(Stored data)
■ ■ ■ ■ ■ ■ ■
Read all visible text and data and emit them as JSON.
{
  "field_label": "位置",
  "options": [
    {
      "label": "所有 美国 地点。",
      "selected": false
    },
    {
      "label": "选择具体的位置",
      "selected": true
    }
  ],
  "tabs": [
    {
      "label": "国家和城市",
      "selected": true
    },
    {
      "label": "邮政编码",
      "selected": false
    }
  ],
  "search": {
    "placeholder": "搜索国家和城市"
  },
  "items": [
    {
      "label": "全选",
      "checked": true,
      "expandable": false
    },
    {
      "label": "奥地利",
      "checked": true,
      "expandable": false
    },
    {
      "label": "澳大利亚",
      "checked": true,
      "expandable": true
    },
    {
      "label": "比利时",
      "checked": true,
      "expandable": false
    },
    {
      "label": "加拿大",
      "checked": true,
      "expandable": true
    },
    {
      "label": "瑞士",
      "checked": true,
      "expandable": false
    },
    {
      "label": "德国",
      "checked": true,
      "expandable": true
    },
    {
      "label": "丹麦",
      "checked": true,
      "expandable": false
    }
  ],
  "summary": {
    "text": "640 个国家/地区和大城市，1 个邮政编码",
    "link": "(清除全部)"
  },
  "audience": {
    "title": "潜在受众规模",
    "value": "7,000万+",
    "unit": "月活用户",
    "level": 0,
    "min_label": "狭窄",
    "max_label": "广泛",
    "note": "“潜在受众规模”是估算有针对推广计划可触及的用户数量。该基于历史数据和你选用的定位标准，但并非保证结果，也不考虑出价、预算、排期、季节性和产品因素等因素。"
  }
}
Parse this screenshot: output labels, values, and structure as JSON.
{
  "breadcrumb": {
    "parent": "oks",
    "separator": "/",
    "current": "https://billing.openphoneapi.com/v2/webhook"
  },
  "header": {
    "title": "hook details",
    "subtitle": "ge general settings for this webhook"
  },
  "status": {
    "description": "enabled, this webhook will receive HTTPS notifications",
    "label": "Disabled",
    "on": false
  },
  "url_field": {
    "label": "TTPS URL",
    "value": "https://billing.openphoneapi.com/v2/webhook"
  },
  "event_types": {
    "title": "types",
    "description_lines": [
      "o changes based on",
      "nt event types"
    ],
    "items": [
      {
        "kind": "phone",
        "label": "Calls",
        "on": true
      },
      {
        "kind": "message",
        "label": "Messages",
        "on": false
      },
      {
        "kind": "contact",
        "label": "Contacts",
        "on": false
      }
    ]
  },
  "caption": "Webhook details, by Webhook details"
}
■ ■ ■ ■ ■ ■ ■
In the entries above, locate every line with the word "潜在受众规模" and copy it.

    "title": "潜在受众规模",
    "note": "“潜在受众规模”是估算有针对推广计划可触及的用户数量。该基于历史数据和你选用的定位标准，但并非保证结果，也不考虑出价、预算、排期、季节性和产品因素等因素。"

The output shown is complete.